— START OF Task input —

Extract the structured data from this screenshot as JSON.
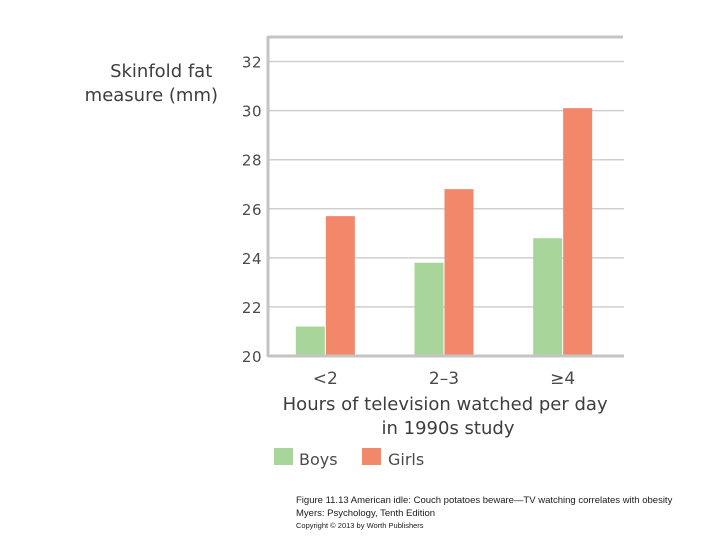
{
  "chart_data": {
    "type": "bar",
    "ylabel_lines": [
      "Skinfold fat",
      "measure (mm)"
    ],
    "xlabel_lines": [
      "Hours of television watched per day",
      "in 1990s study"
    ],
    "categories": [
      "<2",
      "2–3",
      "≥4"
    ],
    "series": [
      {
        "name": "Boys",
        "values": [
          21.2,
          23.8,
          24.8
        ]
      },
      {
        "name": "Girls",
        "values": [
          25.7,
          26.8,
          30.1
        ]
      }
    ],
    "yticks": [
      "20",
      "22",
      "24",
      "26",
      "28",
      "30",
      "32"
    ],
    "ylim": [
      20,
      33
    ],
    "grid": true,
    "legend_position": "bottom",
    "colors": {
      "Boys": "#a8d69a",
      "Girls": "#f2876a",
      "grid": "#cfcfcf",
      "frame": "#c4c4c4"
    }
  },
  "caption": {
    "line1": "Figure 11.13 American idle: Couch potatoes beware—TV watching correlates with obesity",
    "line2": "Myers: Psychology, Tenth Edition",
    "line3": "Copyright © 2013 by Worth Publishers"
  }
}
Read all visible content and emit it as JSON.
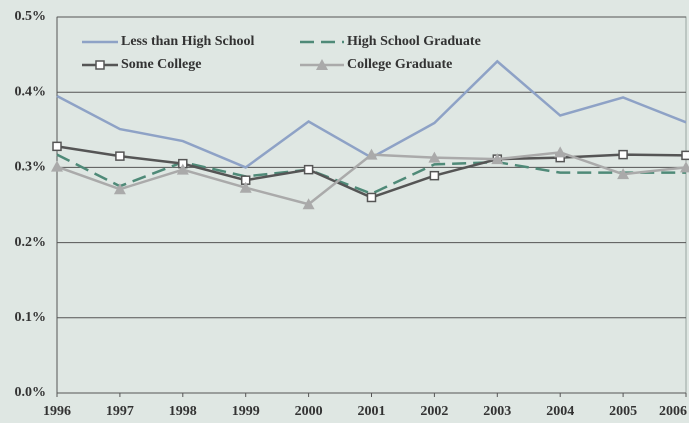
{
  "chart_data": {
    "type": "line",
    "x": [
      1996,
      1997,
      1998,
      1999,
      2000,
      2001,
      2002,
      2003,
      2004,
      2005,
      2006
    ],
    "xlim": [
      1996,
      2006
    ],
    "xticks": [
      1996,
      1997,
      1998,
      1999,
      2000,
      2001,
      2002,
      2003,
      2004,
      2005,
      2006
    ],
    "ylim": [
      0,
      0.5
    ],
    "yticks": [
      {
        "value": 0,
        "label": "0.0%"
      },
      {
        "value": 0.1,
        "label": "0.1%"
      },
      {
        "value": 0.2,
        "label": "0.2%"
      },
      {
        "value": 0.3,
        "label": "0.3%"
      },
      {
        "value": 0.4,
        "label": "0.4%"
      },
      {
        "value": 0.5,
        "label": "0.5%"
      }
    ],
    "grid": true,
    "legend": "top",
    "series": [
      {
        "name": "Less than High School",
        "color": "#8ea2c6",
        "dash": false,
        "marker": "none",
        "values": [
          0.395,
          0.351,
          0.335,
          0.3,
          0.361,
          0.313,
          0.359,
          0.441,
          0.369,
          0.393,
          0.36
        ]
      },
      {
        "name": "High School Graduate",
        "color": "#4f8a78",
        "dash": true,
        "marker": "none",
        "values": [
          0.317,
          0.275,
          0.307,
          0.288,
          0.297,
          0.265,
          0.304,
          0.307,
          0.293,
          0.293,
          0.293
        ]
      },
      {
        "name": "Some College",
        "color": "#555555",
        "dash": false,
        "marker": "square",
        "values": [
          0.328,
          0.315,
          0.305,
          0.283,
          0.297,
          0.26,
          0.289,
          0.311,
          0.313,
          0.317,
          0.316
        ]
      },
      {
        "name": "College Graduate",
        "color": "#aaaaaa",
        "dash": false,
        "marker": "triangle",
        "values": [
          0.301,
          0.271,
          0.297,
          0.273,
          0.251,
          0.317,
          0.313,
          0.311,
          0.32,
          0.291,
          0.3
        ]
      }
    ]
  }
}
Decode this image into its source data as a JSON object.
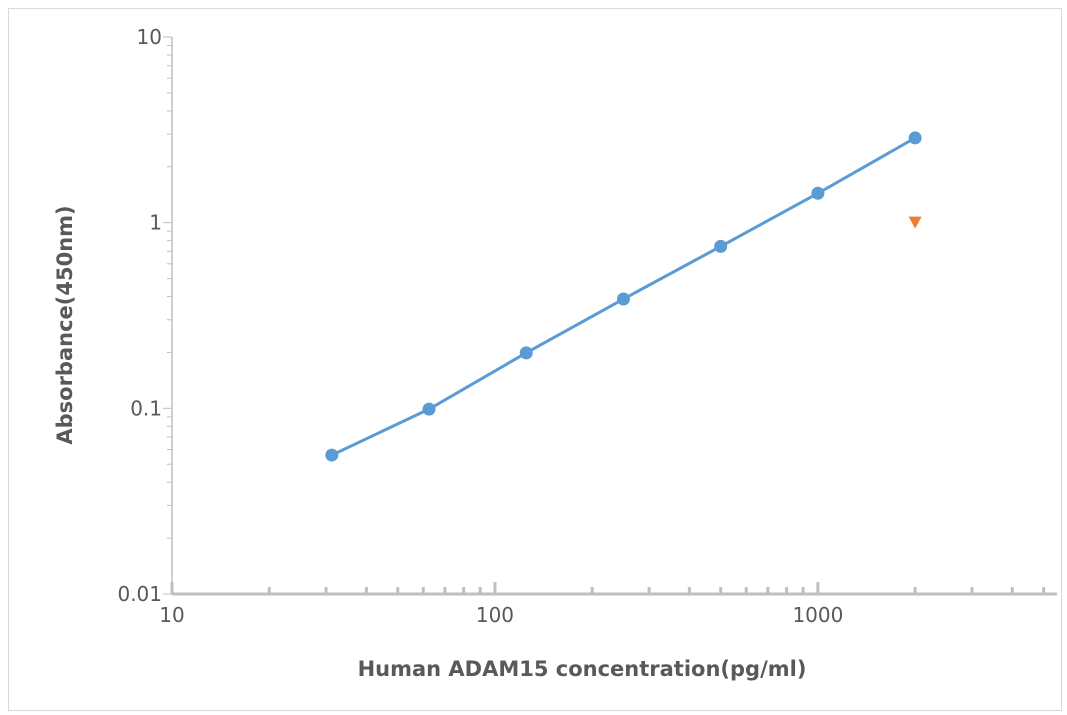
{
  "chart_data": {
    "type": "scatter",
    "title": "",
    "xlabel": "Human ADAM15 concentration(pg/ml)",
    "ylabel": "Absorbance(450nm)",
    "x_scale": "log",
    "y_scale": "log",
    "xlim": [
      10,
      5500
    ],
    "ylim": [
      0.01,
      10
    ],
    "x_tick_labels": [
      "10",
      "100",
      "1000"
    ],
    "y_tick_labels": [
      "0.01",
      "0.1",
      "1",
      "10"
    ],
    "grid": false,
    "series": [
      {
        "marker": "circle",
        "line": true,
        "color": "#5b9bd5",
        "x": [
          31.25,
          62.5,
          125,
          250,
          500,
          1000,
          2000
        ],
        "y": [
          0.056,
          0.099,
          0.199,
          0.388,
          0.745,
          1.44,
          2.86
        ]
      },
      {
        "marker": "triangle-down",
        "line": false,
        "color": "#ed7d31",
        "x": [
          2000
        ],
        "y": [
          1.0
        ]
      }
    ]
  }
}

— END OF Task input —

◆ Task objective: Reproduce the entries above word for word. Pictures stay out.

◆ Solution to this exercise:
Extract the structured data from this screenshot as JSON.
{
  "chart_data": {
    "type": "bar",
    "ylabel_lines": [
      "Skinfold fat",
      "measure (mm)"
    ],
    "xlabel_lines": [
      "Hours of television watched per day",
      "in 1990s study"
    ],
    "categories": [
      "<2",
      "2–3",
      "≥4"
    ],
    "series": [
      {
        "name": "Boys",
        "values": [
          21.2,
          23.8,
          24.8
        ]
      },
      {
        "name": "Girls",
        "values": [
          25.7,
          26.8,
          30.1
        ]
      }
    ],
    "yticks": [
      "20",
      "22",
      "24",
      "26",
      "28",
      "30",
      "32"
    ],
    "ylim": [
      20,
      33
    ],
    "grid": true,
    "legend_position": "bottom",
    "colors": {
      "Boys": "#a8d69a",
      "Girls": "#f2876a",
      "grid": "#cfcfcf",
      "frame": "#c4c4c4"
    }
  },
  "caption": {
    "line1": "Figure 11.13 American idle: Couch potatoes beware—TV watching correlates with obesity",
    "line2": "Myers: Psychology, Tenth Edition",
    "line3": "Copyright © 2013 by Worth Publishers"
  }
}
Read all visible content and emit it as JSON.
{
  "chart_data": {
    "type": "line",
    "x": [
      1996,
      1997,
      1998,
      1999,
      2000,
      2001,
      2002,
      2003,
      2004,
      2005,
      2006
    ],
    "xlim": [
      1996,
      2006
    ],
    "xticks": [
      1996,
      1997,
      1998,
      1999,
      2000,
      2001,
      2002,
      2003,
      2004,
      2005,
      2006
    ],
    "ylim": [
      0,
      0.5
    ],
    "yticks": [
      {
        "value": 0,
        "label": "0.0%"
      },
      {
        "value": 0.1,
        "label": "0.1%"
      },
      {
        "value": 0.2,
        "label": "0.2%"
      },
      {
        "value": 0.3,
        "label": "0.3%"
      },
      {
        "value": 0.4,
        "label": "0.4%"
      },
      {
        "value": 0.5,
        "label": "0.5%"
      }
    ],
    "grid": true,
    "legend": "top",
    "series": [
      {
        "name": "Less than High School",
        "color": "#8ea2c6",
        "dash": false,
        "marker": "none",
        "values": [
          0.395,
          0.351,
          0.335,
          0.3,
          0.361,
          0.313,
          0.359,
          0.441,
          0.369,
          0.393,
          0.36
        ]
      },
      {
        "name": "High School Graduate",
        "color": "#4f8a78",
        "dash": true,
        "marker": "none",
        "values": [
          0.317,
          0.275,
          0.307,
          0.288,
          0.297,
          0.265,
          0.304,
          0.307,
          0.293,
          0.293,
          0.293
        ]
      },
      {
        "name": "Some College",
        "color": "#555555",
        "dash": false,
        "marker": "square",
        "values": [
          0.328,
          0.315,
          0.305,
          0.283,
          0.297,
          0.26,
          0.289,
          0.311,
          0.313,
          0.317,
          0.316
        ]
      },
      {
        "name": "College Graduate",
        "color": "#aaaaaa",
        "dash": false,
        "marker": "triangle",
        "values": [
          0.301,
          0.271,
          0.297,
          0.273,
          0.251,
          0.317,
          0.313,
          0.311,
          0.32,
          0.291,
          0.3
        ]
      }
    ]
  }
}
Decode this image into its source data as a JSON object.
{
  "chart_data": {
    "type": "scatter",
    "title": "",
    "xlabel": "Human ADAM15 concentration(pg/ml)",
    "ylabel": "Absorbance(450nm)",
    "x_scale": "log",
    "y_scale": "log",
    "xlim": [
      10,
      5500
    ],
    "ylim": [
      0.01,
      10
    ],
    "x_tick_labels": [
      "10",
      "100",
      "1000"
    ],
    "y_tick_labels": [
      "0.01",
      "0.1",
      "1",
      "10"
    ],
    "grid": false,
    "series": [
      {
        "marker": "circle",
        "line": true,
        "color": "#5b9bd5",
        "x": [
          31.25,
          62.5,
          125,
          250,
          500,
          1000,
          2000
        ],
        "y": [
          0.056,
          0.099,
          0.199,
          0.388,
          0.745,
          1.44,
          2.86
        ]
      },
      {
        "marker": "triangle-down",
        "line": false,
        "color": "#ed7d31",
        "x": [
          2000
        ],
        "y": [
          1.0
        ]
      }
    ]
  }
}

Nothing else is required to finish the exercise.